GIVEN DATA ::
►

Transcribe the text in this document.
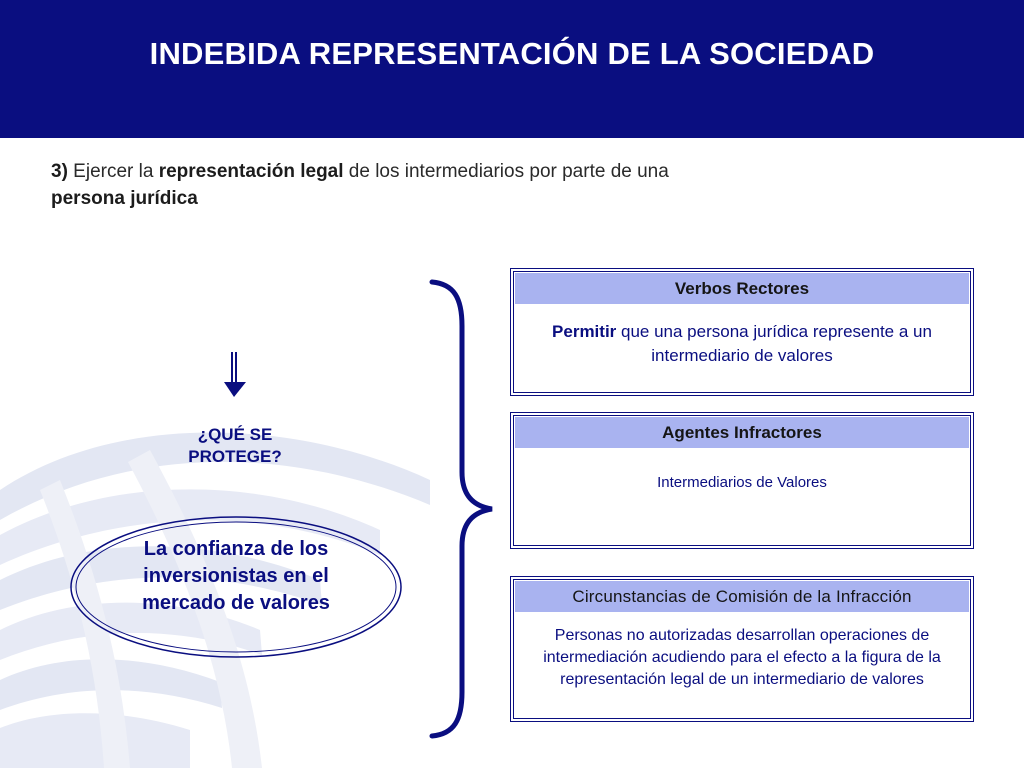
INDEBIDA REPRESENTACIÓN DE LA SOCIEDAD
3) Ejercer la representación legal de los intermediarios por parte de una persona jurídica
¿QUÉ SE PROTEGE?
La confianza de los inversionistas en el mercado de valores
Verbos Rectores
Permitir que una persona jurídica represente a un intermediario de valores
Agentes Infractores
Intermediarios de Valores
Circunstancias de Comisión de la Infracción
Personas no autorizadas desarrollan operaciones de intermediación acudiendo para el efecto a la figura de la representación legal de un intermediario de valores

◄

REQUEST :: Going through the data, tally the lines containing "jurídica" and report only the result.

THE OUTPUT :: 2